[EXERCISE DESCRIPTION] Extract, from the records beneath this instruction, each line that contains the word "Solution".

#####

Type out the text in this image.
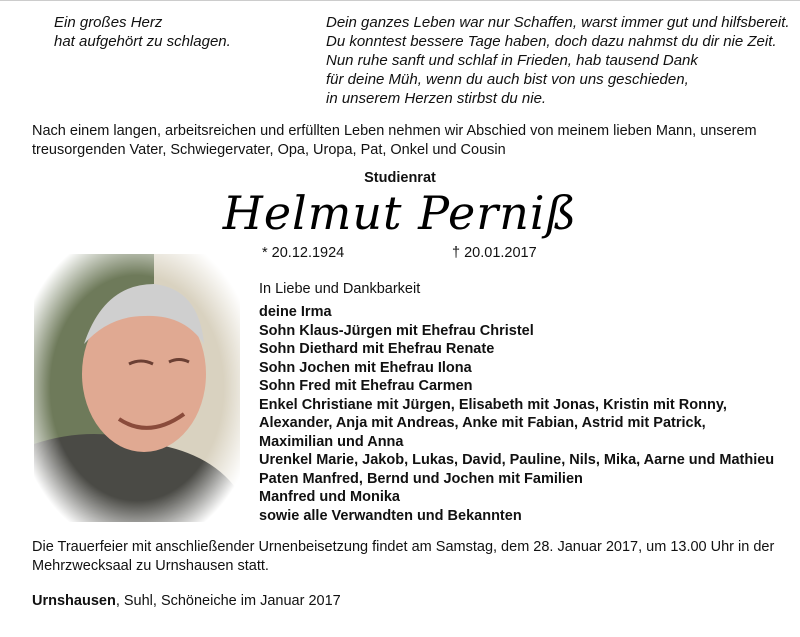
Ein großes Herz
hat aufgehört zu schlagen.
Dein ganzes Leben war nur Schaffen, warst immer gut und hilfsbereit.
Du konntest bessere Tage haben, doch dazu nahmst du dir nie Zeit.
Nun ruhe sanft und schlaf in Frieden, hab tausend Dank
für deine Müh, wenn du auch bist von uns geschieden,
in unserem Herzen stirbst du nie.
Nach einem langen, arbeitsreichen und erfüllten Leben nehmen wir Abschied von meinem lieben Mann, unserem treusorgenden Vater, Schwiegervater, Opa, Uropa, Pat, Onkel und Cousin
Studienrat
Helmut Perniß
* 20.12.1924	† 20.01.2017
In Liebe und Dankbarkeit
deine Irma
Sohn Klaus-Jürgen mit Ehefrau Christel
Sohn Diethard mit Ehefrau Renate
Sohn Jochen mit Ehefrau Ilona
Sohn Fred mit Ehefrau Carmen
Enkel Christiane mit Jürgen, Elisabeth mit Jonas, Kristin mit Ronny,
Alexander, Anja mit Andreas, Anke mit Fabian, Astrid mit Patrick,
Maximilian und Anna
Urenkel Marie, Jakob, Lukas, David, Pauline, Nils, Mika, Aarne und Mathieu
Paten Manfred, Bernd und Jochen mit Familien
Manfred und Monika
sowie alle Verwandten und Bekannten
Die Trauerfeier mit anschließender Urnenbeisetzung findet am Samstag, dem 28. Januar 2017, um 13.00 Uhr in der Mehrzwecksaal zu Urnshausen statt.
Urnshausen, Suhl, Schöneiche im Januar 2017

#####

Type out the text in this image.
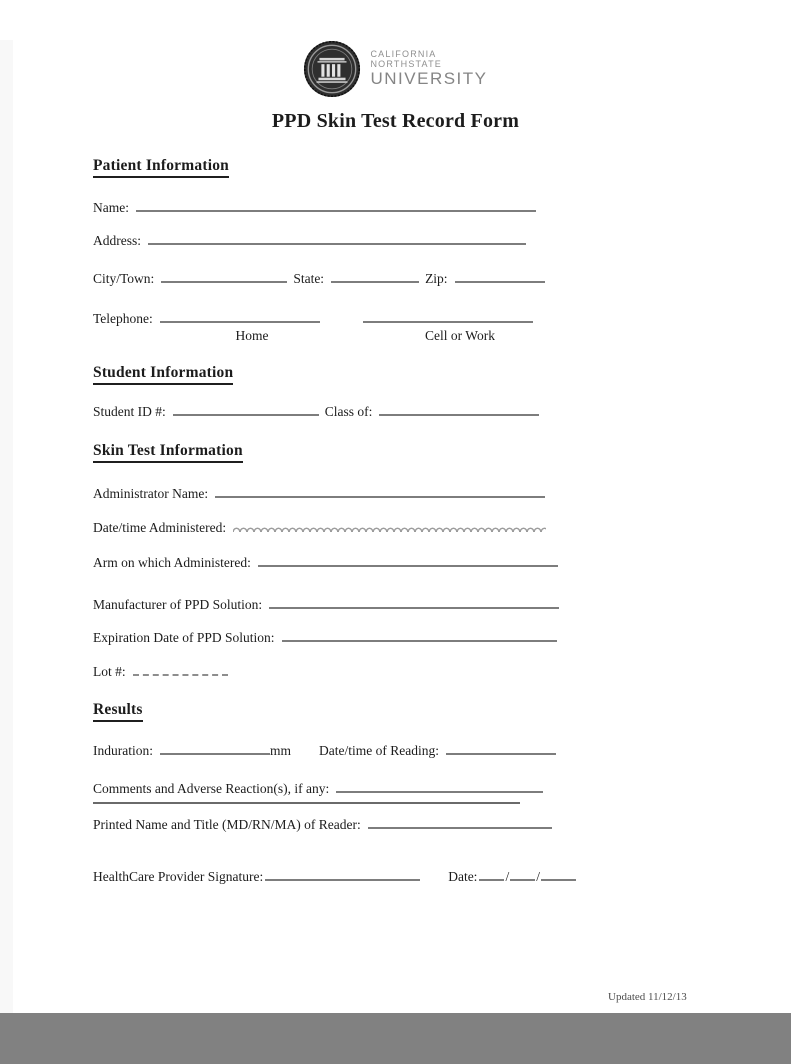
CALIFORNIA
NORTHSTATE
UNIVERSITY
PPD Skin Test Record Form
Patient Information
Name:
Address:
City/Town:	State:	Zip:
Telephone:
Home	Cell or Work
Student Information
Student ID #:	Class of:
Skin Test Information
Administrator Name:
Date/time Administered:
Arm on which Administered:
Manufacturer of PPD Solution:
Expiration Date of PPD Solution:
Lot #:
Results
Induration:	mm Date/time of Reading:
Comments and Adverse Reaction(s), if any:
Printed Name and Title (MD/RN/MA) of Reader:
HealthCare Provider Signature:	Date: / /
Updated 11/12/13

#####

[COMPLETED TASK]
Manufacturer of PPD Solution:
Expiration Date of PPD Solution:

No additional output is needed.